What is needed: List all the lines in these records that hold "Application".

Exercise input:
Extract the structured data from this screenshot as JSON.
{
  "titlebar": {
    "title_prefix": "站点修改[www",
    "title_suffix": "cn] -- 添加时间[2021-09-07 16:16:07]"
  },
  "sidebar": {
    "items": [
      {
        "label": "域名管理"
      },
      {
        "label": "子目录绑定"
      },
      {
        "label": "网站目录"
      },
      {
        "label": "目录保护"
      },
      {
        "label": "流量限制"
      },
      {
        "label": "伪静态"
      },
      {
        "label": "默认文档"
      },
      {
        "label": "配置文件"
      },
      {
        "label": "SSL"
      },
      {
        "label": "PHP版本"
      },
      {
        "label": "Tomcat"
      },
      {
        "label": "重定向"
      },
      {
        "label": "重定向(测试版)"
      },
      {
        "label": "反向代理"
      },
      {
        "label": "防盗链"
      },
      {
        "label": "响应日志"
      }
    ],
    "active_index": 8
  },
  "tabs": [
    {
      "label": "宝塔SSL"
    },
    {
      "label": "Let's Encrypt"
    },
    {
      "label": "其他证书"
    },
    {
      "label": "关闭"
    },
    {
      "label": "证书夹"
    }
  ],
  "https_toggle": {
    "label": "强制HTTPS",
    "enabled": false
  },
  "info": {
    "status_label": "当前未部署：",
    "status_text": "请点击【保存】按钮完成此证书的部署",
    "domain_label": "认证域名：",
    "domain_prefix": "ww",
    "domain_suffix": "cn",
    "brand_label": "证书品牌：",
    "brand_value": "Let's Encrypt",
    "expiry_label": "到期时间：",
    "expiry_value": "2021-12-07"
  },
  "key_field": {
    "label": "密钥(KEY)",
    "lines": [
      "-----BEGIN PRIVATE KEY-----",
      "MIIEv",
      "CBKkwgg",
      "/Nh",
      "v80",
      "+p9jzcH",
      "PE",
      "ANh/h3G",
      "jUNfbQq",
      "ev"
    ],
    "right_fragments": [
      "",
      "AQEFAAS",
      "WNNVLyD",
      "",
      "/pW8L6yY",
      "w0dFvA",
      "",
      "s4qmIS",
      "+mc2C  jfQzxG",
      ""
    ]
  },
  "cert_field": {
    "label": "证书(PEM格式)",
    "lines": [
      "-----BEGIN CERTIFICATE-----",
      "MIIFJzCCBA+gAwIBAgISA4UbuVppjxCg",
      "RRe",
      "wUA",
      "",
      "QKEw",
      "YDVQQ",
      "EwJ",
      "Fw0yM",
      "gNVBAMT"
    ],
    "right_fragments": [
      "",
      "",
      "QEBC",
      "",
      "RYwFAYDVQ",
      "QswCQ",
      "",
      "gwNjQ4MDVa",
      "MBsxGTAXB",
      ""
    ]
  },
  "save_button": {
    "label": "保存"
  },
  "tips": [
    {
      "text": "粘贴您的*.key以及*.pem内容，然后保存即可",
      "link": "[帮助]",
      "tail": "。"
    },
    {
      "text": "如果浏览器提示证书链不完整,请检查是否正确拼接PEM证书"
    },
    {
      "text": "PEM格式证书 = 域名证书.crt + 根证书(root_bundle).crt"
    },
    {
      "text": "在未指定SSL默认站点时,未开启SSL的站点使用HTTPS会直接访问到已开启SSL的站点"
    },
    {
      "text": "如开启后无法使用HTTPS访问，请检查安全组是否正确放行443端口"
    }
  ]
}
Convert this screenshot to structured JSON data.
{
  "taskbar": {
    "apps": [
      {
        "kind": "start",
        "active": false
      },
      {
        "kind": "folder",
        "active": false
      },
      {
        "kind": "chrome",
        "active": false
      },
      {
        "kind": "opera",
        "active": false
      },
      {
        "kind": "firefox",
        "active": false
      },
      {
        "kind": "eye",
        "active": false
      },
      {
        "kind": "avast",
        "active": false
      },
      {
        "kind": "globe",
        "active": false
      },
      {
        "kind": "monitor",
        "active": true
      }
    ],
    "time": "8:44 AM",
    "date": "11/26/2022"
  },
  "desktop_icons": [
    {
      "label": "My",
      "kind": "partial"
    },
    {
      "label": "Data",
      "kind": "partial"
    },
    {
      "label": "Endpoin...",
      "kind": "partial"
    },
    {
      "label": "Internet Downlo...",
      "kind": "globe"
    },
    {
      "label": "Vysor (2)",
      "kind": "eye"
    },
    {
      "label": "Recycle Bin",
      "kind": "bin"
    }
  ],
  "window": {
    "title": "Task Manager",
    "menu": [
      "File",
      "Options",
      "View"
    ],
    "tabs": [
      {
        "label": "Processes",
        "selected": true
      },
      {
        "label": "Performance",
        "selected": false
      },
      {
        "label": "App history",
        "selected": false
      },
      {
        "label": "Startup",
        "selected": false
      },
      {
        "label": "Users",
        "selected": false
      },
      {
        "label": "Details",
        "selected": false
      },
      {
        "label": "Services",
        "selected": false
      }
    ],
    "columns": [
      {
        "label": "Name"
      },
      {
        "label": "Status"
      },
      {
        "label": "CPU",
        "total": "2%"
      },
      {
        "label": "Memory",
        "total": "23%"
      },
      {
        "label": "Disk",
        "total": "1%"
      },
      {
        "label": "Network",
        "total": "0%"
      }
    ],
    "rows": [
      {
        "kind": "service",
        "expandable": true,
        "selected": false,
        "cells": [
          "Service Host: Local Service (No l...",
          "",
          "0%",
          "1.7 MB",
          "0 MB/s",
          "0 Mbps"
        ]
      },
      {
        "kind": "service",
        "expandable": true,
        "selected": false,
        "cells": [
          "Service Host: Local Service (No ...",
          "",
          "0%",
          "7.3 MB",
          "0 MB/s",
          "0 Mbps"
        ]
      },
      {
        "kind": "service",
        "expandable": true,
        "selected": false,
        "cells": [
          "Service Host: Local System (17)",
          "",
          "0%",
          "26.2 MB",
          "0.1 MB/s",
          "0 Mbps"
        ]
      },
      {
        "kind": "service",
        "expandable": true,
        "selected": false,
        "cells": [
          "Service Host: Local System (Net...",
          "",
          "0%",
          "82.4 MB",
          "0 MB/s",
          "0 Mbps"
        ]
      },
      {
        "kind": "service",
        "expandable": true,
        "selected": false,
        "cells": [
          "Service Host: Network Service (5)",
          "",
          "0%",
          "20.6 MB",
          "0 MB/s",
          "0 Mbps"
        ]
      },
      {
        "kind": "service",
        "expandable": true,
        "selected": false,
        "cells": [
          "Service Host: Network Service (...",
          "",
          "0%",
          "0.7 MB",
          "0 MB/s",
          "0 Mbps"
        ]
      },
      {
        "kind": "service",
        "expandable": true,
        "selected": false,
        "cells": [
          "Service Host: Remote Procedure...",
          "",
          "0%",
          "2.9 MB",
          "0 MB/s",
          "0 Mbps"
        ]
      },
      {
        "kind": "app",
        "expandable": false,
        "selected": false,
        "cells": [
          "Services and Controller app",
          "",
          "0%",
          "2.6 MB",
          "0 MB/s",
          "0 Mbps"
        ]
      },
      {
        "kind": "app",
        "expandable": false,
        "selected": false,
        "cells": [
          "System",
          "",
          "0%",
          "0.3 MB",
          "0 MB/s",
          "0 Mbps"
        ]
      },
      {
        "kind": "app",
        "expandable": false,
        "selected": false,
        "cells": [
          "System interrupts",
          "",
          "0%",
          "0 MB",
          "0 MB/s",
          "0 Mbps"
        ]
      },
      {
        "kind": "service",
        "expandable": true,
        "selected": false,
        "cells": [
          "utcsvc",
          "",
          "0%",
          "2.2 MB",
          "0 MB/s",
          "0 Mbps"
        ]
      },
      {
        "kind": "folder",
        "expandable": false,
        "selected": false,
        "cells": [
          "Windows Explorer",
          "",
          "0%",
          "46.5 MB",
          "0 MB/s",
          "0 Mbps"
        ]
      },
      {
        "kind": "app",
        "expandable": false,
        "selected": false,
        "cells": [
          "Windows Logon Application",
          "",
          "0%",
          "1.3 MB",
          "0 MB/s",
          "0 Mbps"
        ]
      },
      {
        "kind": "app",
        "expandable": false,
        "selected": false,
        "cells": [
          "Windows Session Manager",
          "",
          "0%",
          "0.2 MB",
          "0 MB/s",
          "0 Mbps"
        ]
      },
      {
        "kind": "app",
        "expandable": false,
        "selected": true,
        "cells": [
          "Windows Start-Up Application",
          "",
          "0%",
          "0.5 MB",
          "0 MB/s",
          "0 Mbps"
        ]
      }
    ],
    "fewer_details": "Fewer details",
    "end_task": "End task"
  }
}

Answer in full:
          "Windows Logon Application",
          "Windows Start-Up Application",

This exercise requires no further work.